Stored records:
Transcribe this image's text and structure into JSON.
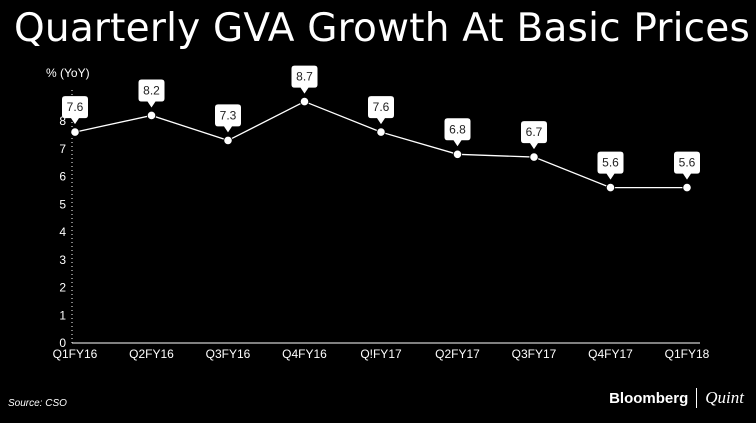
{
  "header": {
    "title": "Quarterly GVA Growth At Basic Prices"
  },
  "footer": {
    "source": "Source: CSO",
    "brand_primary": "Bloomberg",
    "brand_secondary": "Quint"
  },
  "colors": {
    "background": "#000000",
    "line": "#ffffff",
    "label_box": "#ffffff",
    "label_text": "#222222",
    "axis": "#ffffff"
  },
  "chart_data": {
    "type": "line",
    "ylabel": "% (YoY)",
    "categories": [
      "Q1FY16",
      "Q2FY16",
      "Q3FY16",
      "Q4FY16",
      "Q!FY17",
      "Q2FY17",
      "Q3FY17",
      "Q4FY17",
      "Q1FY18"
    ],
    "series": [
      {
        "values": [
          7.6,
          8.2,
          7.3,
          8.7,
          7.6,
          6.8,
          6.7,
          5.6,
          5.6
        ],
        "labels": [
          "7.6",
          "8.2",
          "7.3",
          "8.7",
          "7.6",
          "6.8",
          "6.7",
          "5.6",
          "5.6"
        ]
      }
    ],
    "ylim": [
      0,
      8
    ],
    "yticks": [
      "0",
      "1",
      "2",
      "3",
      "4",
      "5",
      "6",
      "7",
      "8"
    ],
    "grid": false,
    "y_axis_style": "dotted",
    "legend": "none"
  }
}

> Requirements
Find every line that has "ffffff" in it, then return those lines.

> The output
    "line": "#ffffff",
    "label_box": "#ffffff",
    "axis": "#ffffff"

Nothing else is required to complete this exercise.